* _Exercise task 1_
Which companies does the piece on subscription revenue below name? List all of them.

In search of ‘Rundle’

Subscription revenue is the new normal
What you may ask, is a ‘Rundle’?

 

A new word, made up to represent a ‘Recurring Revenue Bundle‘, an idea whose infancy was spent in software, but that is now reaching puberty in other markets.

 

The result of this pubescence is that business models are in the midst of  radical change from ‘Ownership’ to ‘Usership’. The revenue and marketing models of software have moved from purchase to  subscription, and following will be, almost everything that can be bundled as a service.

 

This is not a new idea, it is the foundation of the success of Xerox, charging by the copy, rather than selling copying machines, and Gillette in its early days, giving away the razors in order to sell the blades.

 

Given the boldness of that forecast, there is another thing that will emerge:  Control of distribution will  be essential. If you have a recurring revenue model, and no control of your distribution, you will be screwed.

 

Let’s consider cars, personal transport. Are we beginning to see the trend now, as differing companies place cars for ‘digi-rent’ in heavily populated neighbourhoods around the inner city. If you are going to digi-rent a car, it will not usually matter what the car is, beyond a functional definition: takes four kids, has a bike rack, and so on. So, the power of the brand of car will move towards the platforms that rent them out. If you are running Ford, or Mercedes, you need control of the platform from which the cars will be Digi-rented, in order to keep being able to move cars off the end of the production line.

 

What then will differentiate the Ford platform from the Mercedes platform? 

 

Distribution.

* _Exercise task 2_
Can you retype the lines of the records below, from the line holding "Identify all the" through the line holding "rank-label-3: 3 xyxy=(3,324,12,337)", both included, and leave out the picture?

* _Material provided_
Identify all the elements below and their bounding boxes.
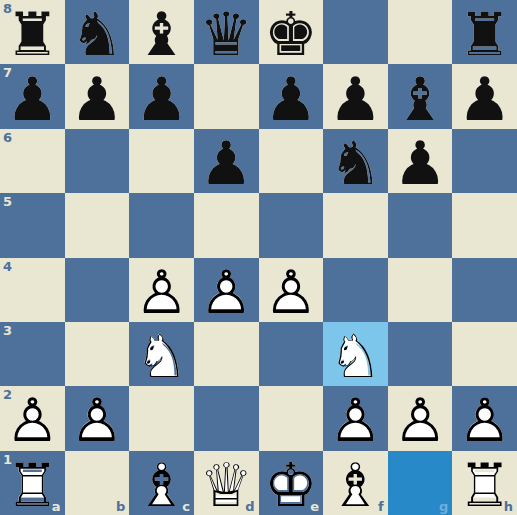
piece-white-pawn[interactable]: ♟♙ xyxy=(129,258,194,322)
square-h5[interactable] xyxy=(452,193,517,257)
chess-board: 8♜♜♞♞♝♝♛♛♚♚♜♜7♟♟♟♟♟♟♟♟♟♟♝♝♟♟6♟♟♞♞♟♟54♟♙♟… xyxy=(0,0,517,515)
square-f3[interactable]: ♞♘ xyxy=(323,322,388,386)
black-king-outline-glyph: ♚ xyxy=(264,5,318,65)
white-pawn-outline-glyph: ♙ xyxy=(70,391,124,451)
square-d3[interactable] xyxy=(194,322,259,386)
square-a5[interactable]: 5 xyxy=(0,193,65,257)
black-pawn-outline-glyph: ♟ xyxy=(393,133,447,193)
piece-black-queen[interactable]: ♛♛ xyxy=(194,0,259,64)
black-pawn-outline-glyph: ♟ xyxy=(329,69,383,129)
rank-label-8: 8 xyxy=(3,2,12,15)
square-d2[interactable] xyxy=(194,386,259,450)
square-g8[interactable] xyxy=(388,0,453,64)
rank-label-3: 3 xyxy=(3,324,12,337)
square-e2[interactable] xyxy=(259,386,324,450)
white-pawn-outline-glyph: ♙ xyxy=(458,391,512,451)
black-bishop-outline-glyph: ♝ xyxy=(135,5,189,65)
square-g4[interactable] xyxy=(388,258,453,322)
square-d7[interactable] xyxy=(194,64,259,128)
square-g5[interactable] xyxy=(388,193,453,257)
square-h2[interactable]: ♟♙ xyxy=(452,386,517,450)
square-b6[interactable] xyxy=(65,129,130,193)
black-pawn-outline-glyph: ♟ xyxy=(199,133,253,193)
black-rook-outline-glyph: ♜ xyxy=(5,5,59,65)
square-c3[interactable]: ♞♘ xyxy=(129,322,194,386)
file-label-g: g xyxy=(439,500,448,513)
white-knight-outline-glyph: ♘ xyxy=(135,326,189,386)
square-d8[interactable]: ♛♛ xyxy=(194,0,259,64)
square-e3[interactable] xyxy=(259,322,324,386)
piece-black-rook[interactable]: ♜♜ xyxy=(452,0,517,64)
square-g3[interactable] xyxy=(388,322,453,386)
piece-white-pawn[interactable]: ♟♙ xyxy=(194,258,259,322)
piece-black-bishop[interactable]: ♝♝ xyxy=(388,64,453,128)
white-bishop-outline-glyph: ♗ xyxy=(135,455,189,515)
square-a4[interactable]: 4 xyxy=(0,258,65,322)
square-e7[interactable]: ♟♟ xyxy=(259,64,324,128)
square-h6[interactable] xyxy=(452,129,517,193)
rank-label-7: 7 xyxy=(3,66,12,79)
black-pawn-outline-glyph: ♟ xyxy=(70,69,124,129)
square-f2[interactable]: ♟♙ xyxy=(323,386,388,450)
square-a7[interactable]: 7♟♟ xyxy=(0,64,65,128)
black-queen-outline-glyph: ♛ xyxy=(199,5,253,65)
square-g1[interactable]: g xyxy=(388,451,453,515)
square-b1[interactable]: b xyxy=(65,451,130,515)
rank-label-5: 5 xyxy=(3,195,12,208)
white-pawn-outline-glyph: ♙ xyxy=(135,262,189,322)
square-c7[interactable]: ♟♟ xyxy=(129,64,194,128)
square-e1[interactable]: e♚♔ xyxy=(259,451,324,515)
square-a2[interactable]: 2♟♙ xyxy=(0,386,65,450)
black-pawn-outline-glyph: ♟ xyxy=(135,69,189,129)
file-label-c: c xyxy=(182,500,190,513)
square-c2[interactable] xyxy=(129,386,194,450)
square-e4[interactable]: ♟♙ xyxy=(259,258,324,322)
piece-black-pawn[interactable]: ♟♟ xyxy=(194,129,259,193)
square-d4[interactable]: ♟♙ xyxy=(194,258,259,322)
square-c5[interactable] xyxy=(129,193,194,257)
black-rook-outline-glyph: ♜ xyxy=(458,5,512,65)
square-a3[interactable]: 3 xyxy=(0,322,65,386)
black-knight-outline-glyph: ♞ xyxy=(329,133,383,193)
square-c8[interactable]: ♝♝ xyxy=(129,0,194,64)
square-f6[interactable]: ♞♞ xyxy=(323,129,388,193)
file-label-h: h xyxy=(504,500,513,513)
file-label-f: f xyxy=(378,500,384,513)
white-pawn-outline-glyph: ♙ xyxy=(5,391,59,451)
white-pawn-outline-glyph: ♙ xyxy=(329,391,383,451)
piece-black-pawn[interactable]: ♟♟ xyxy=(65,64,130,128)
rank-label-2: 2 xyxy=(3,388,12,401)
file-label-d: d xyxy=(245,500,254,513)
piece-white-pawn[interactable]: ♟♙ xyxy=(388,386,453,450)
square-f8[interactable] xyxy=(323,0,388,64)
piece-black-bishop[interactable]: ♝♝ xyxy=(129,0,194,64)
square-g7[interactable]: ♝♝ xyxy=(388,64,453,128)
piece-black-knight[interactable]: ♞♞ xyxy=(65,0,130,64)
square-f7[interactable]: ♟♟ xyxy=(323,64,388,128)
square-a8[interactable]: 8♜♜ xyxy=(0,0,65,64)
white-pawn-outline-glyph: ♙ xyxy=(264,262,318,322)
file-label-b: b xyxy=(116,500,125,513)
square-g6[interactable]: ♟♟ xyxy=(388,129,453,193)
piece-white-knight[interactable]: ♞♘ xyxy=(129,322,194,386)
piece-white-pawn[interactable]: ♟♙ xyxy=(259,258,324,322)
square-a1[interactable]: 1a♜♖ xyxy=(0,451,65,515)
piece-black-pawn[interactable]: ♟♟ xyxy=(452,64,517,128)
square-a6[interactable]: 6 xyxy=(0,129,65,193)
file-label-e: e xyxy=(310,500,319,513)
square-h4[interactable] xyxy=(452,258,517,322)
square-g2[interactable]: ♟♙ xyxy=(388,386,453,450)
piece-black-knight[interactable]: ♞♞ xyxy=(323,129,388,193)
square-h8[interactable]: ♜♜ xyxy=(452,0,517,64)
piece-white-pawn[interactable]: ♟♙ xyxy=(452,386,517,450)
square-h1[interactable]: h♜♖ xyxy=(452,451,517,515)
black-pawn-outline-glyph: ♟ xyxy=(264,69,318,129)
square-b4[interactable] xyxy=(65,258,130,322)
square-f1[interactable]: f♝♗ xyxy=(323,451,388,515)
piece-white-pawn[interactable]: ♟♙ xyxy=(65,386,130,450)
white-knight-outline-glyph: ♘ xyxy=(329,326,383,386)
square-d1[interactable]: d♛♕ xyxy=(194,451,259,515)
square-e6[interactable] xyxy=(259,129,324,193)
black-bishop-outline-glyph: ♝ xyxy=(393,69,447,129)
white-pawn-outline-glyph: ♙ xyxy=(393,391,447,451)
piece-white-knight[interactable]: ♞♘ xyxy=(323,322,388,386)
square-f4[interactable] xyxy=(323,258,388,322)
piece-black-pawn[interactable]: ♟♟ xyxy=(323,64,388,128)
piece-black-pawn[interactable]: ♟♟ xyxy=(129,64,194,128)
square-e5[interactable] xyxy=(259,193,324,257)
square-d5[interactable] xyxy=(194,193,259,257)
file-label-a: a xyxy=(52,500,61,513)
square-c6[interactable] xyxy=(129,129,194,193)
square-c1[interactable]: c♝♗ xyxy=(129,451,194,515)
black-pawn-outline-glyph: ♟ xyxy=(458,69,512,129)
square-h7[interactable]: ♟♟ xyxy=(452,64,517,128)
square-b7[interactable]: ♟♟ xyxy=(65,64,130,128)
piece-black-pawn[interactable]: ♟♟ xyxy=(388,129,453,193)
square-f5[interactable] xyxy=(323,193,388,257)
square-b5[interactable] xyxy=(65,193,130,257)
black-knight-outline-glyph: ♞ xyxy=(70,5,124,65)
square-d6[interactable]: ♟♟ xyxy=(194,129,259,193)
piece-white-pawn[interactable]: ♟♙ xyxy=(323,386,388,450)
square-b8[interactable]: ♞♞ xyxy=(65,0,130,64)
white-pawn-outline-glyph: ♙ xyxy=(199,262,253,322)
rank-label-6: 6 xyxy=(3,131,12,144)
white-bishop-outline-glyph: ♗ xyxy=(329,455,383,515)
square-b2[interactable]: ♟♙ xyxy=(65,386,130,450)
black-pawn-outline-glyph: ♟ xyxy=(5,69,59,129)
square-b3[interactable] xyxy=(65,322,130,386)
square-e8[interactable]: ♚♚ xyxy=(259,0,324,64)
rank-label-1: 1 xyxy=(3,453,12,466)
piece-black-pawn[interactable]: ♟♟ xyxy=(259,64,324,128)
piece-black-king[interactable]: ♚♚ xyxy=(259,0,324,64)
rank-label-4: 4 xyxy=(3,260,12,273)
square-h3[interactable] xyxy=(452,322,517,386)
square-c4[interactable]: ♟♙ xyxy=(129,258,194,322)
--
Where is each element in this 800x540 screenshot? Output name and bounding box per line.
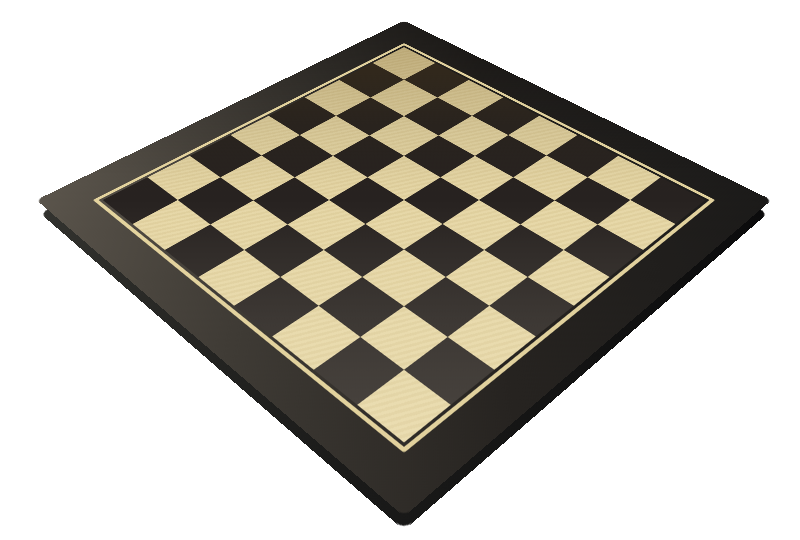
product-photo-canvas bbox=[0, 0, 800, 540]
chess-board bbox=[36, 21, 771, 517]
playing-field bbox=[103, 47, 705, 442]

* _Worked solution 1_
Xerox, Gillette, Ford, Mercedes

* _Worked solution 2_
Identify all the elements below and their bounding boxes.
piece-white-pawn[interactable]: ♟♙ xyxy=(129,258,194,322)
square-h5[interactable] xyxy=(452,193,517,257)
chess-board: 8♜♜♞♞♝♝♛♛♚♚♜♜7♟♟♟♟♟♟♟♟♟♟♝♝♟♟6♟♟♞♞♟♟54♟♙♟… xyxy=(0,0,517,515)
square-f3[interactable]: ♞♘ xyxy=(323,322,388,386)
black-king-outline-glyph: ♚ xyxy=(264,5,318,65)
white-pawn-outline-glyph: ♙ xyxy=(70,391,124,451)
square-d3[interactable] xyxy=(194,322,259,386)
square-a5[interactable]: 5 xyxy=(0,193,65,257)
black-pawn-outline-glyph: ♟ xyxy=(393,133,447,193)
piece-black-queen[interactable]: ♛♛ xyxy=(194,0,259,64)
black-pawn-outline-glyph: ♟ xyxy=(329,69,383,129)
rank-label-8: 8 xyxy=(3,2,12,15)
square-d2[interactable] xyxy=(194,386,259,450)
square-g8[interactable] xyxy=(388,0,453,64)
rank-label-3: 3 xyxy=(3,324,12,337)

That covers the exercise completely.